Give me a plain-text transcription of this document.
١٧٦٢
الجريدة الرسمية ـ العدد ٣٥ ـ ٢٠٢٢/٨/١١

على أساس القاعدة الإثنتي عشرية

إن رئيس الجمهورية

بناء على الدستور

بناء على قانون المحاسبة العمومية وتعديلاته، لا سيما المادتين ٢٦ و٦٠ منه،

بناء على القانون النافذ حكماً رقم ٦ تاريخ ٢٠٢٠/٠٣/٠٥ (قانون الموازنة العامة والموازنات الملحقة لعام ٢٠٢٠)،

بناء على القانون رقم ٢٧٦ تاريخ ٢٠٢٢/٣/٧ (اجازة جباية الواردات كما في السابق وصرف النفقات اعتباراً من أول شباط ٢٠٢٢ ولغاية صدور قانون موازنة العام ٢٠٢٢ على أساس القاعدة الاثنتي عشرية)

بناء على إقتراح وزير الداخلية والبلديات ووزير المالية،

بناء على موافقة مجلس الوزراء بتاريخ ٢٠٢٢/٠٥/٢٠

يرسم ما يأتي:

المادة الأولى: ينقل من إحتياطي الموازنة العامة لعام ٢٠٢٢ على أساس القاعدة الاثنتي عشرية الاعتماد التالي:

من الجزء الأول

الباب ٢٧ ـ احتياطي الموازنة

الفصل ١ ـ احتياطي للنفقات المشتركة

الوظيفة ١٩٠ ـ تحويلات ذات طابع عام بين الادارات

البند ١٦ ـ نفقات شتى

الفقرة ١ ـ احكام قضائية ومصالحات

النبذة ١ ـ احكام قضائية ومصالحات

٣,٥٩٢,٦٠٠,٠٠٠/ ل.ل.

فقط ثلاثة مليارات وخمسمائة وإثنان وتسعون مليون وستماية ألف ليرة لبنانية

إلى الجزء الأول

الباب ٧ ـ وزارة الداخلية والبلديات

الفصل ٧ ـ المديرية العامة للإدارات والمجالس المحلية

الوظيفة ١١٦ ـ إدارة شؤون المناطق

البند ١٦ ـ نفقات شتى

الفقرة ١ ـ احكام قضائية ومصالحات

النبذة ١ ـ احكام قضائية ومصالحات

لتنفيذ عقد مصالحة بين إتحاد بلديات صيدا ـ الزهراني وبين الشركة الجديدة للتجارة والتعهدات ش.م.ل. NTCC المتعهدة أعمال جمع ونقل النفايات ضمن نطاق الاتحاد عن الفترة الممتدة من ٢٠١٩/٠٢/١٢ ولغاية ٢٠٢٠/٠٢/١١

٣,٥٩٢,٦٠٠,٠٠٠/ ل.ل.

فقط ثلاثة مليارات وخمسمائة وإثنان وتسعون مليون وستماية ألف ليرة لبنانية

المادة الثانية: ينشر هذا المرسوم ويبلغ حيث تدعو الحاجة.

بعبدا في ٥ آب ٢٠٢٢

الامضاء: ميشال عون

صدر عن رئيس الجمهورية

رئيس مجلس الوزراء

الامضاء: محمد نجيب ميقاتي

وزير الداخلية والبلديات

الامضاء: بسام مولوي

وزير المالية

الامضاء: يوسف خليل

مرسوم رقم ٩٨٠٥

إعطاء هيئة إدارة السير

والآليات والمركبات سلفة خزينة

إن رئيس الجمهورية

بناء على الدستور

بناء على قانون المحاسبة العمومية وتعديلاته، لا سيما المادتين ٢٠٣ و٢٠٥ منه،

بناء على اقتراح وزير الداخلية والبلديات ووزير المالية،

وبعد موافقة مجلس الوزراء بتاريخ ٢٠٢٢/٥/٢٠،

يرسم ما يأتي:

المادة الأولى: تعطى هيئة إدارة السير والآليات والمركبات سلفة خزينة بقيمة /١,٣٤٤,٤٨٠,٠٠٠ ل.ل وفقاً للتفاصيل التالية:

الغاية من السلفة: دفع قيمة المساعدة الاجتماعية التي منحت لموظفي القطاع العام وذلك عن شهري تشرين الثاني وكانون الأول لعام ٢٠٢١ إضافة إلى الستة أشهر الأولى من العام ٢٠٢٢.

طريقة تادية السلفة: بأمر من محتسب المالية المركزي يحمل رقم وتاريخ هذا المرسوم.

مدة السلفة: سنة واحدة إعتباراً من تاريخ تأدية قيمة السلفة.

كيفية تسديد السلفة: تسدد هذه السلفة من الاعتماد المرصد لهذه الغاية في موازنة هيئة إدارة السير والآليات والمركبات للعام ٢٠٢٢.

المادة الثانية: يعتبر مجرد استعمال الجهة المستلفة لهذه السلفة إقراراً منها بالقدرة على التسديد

------------------------------

__WHAT YOU SHOULD DO__: Where a line above contains the string "هيئة", copy that line.

__WRITTEN RESPONSE__:
إعطاء هيئة إدارة السير
المادة الأولى: تعطى هيئة إدارة السير والآليات والمركبات سلفة خزينة بقيمة /١,٣٤٤,٤٨٠,٠٠٠ ل.ل وفقاً للتفاصيل التالية:
كيفية تسديد السلفة: تسدد هذه السلفة من الاعتماد المرصد لهذه الغاية في موازنة هيئة إدارة السير والآليات والمركبات للعام ٢٠٢٢.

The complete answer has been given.